From the listing below, tally the lines that include "Addresses". Return only the total.
── RECORDS TO USE
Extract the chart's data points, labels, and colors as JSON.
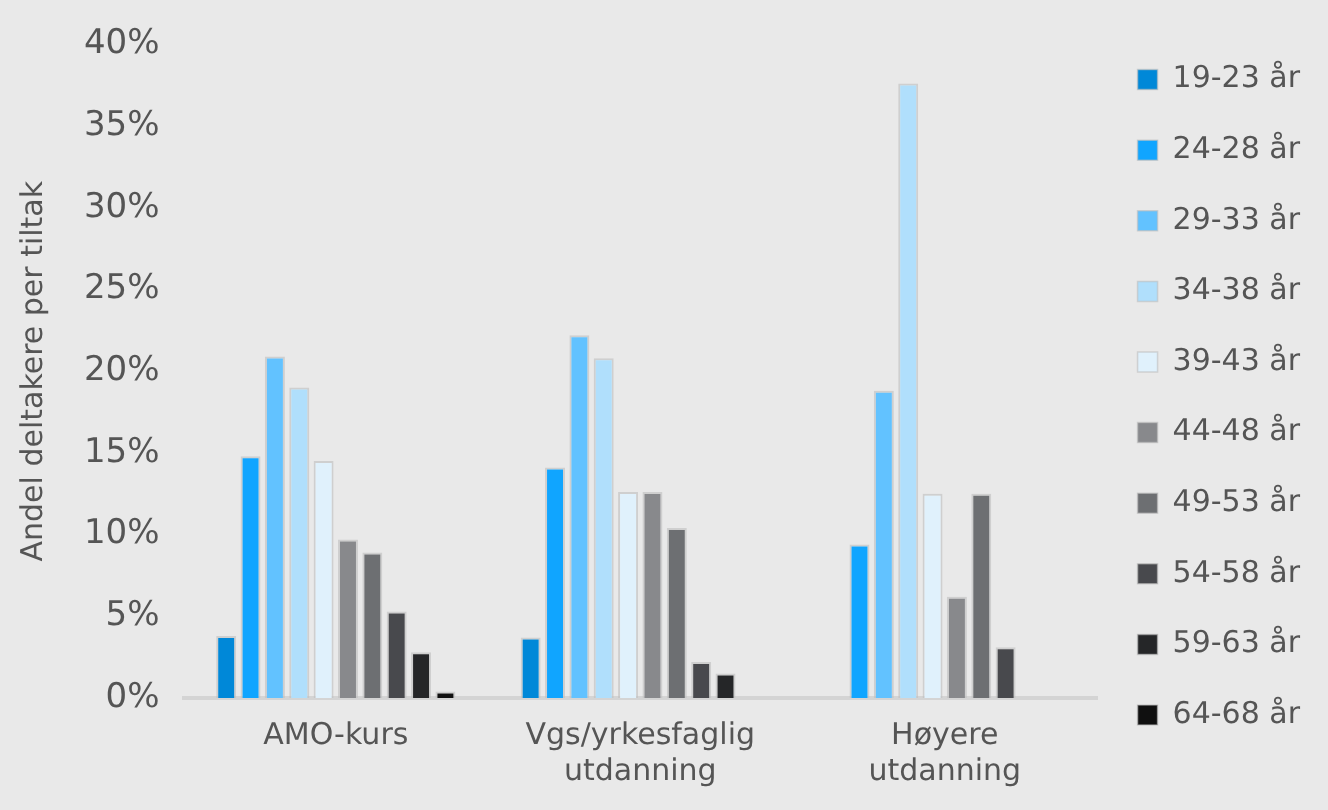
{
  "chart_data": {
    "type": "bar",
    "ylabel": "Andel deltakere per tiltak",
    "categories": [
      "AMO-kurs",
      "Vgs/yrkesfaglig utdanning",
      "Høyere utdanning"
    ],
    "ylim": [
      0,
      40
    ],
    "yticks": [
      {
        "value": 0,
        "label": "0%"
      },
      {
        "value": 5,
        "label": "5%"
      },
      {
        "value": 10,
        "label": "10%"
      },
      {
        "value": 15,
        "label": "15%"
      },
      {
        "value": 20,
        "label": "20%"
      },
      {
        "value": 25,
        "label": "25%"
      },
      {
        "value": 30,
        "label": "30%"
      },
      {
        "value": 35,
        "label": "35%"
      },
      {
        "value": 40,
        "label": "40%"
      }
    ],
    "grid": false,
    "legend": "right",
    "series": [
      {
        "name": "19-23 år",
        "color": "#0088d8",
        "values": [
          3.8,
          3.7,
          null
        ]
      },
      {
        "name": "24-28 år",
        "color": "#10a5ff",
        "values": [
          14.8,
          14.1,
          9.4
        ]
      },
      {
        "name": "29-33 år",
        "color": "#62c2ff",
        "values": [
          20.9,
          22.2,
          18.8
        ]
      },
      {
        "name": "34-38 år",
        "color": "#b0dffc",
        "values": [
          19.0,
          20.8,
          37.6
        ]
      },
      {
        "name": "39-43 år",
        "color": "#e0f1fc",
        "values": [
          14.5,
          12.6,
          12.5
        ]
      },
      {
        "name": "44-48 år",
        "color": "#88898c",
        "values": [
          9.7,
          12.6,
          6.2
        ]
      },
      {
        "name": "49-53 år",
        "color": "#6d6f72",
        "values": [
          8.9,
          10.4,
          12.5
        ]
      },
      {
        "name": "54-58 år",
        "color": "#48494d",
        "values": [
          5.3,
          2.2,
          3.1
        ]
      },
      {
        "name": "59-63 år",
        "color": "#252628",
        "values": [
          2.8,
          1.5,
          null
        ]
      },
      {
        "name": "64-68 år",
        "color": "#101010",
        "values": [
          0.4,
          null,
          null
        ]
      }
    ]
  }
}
────
── RECORDS TO USE
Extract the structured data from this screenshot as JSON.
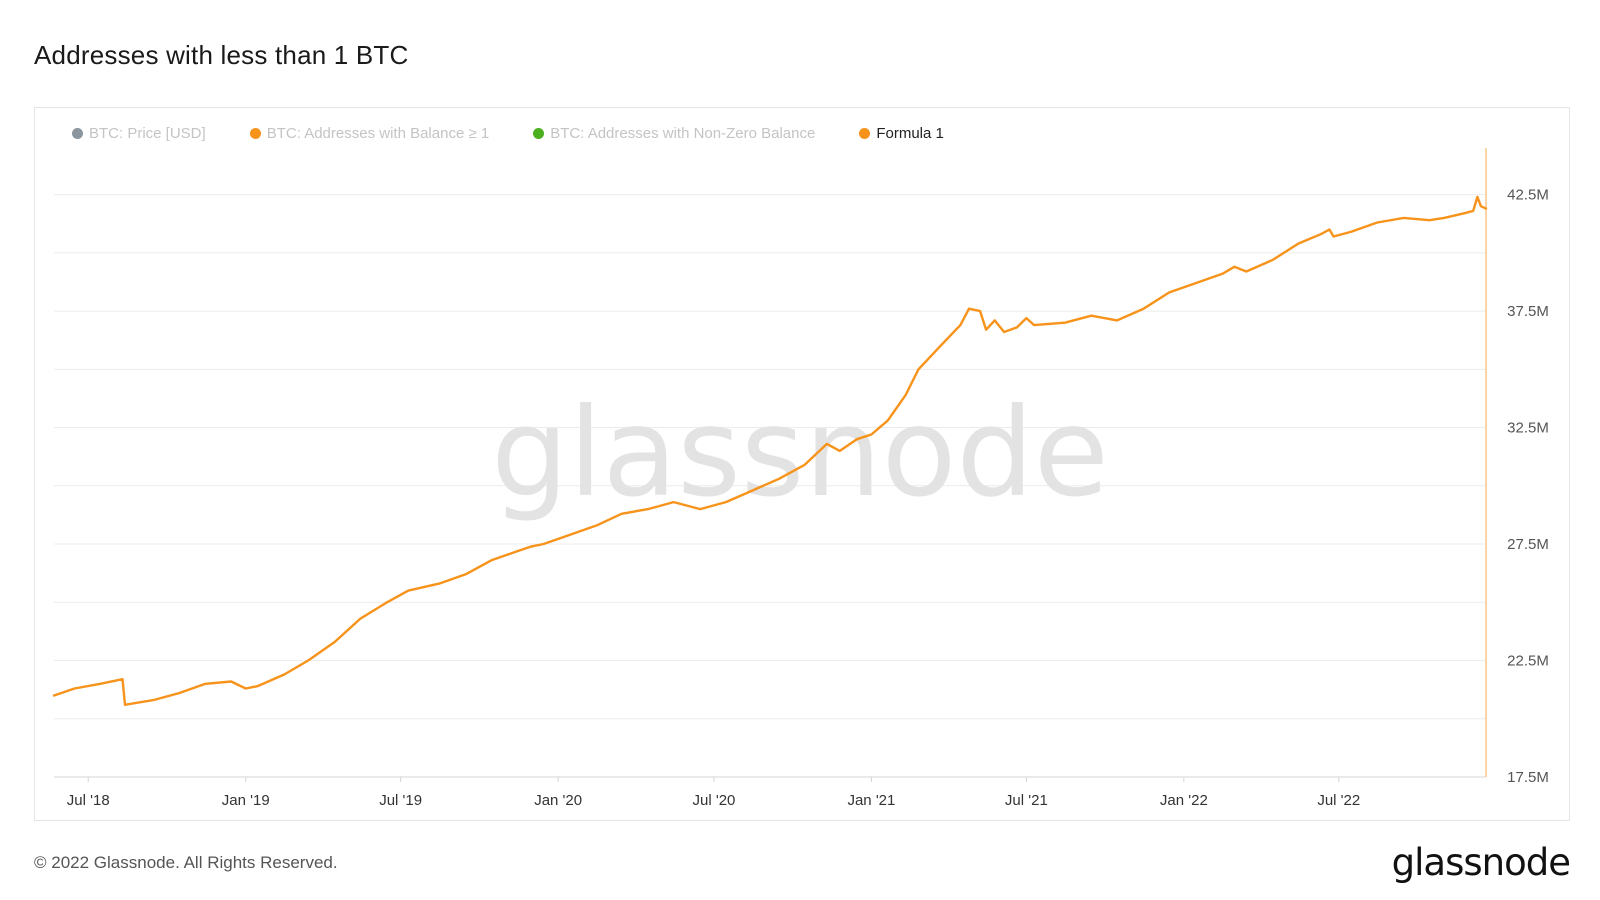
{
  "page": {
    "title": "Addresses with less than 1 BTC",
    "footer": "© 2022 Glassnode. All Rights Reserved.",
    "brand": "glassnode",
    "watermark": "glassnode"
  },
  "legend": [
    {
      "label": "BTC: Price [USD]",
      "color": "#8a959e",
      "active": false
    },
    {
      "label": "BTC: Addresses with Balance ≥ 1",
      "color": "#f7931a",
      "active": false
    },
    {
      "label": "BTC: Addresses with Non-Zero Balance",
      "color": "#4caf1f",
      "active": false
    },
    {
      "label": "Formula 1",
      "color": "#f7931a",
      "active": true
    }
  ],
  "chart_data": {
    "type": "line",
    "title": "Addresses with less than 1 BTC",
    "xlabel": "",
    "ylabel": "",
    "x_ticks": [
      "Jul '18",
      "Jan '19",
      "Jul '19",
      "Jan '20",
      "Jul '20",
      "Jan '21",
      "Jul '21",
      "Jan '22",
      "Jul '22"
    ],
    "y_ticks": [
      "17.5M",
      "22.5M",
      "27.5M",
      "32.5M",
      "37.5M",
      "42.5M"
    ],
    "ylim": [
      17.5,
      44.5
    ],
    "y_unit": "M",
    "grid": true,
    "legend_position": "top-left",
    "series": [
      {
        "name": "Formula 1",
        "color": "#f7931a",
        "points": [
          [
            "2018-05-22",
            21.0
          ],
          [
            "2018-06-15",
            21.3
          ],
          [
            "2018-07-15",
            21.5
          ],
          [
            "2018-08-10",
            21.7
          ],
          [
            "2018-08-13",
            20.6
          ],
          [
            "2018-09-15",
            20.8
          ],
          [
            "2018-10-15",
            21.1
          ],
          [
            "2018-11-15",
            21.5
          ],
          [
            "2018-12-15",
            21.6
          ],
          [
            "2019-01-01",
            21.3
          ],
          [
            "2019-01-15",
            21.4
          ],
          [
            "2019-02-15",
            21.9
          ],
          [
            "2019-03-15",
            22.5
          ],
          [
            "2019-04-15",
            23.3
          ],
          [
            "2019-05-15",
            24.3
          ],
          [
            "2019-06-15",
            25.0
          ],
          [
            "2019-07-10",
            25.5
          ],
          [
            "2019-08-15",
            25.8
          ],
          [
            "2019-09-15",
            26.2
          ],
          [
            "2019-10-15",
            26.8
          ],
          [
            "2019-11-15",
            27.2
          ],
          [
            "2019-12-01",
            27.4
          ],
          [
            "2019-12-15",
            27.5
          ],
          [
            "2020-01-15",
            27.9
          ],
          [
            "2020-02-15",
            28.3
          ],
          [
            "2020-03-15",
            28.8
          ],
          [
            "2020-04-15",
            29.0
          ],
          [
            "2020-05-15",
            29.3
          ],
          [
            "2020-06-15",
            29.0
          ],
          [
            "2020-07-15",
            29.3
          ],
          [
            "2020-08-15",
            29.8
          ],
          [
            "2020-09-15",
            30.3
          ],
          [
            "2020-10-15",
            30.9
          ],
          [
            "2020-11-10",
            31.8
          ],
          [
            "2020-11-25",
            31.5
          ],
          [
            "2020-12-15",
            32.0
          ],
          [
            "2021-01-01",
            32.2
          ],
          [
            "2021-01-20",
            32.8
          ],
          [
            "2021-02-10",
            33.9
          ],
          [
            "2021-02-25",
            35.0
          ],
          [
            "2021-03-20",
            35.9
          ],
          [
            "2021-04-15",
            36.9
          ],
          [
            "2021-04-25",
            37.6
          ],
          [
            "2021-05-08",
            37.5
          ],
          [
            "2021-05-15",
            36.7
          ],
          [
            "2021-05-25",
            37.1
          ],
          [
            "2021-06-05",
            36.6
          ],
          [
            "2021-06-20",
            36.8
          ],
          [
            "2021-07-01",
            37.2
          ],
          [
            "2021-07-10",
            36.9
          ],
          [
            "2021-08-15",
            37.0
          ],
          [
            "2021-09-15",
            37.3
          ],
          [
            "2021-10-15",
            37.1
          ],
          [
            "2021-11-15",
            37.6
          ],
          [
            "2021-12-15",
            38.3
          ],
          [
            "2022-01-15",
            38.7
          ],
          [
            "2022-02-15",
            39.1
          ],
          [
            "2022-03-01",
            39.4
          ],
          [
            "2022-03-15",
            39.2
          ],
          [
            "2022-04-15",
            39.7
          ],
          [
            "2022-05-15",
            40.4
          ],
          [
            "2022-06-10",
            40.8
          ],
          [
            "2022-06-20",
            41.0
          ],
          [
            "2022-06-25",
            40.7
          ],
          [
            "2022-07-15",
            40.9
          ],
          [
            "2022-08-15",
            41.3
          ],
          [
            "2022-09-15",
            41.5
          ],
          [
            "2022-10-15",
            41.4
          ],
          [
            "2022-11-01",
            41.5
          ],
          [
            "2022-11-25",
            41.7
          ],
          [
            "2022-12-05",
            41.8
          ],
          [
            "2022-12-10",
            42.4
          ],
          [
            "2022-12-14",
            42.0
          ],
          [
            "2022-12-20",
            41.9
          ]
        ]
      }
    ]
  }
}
────
WRITTEN ANSWER: 4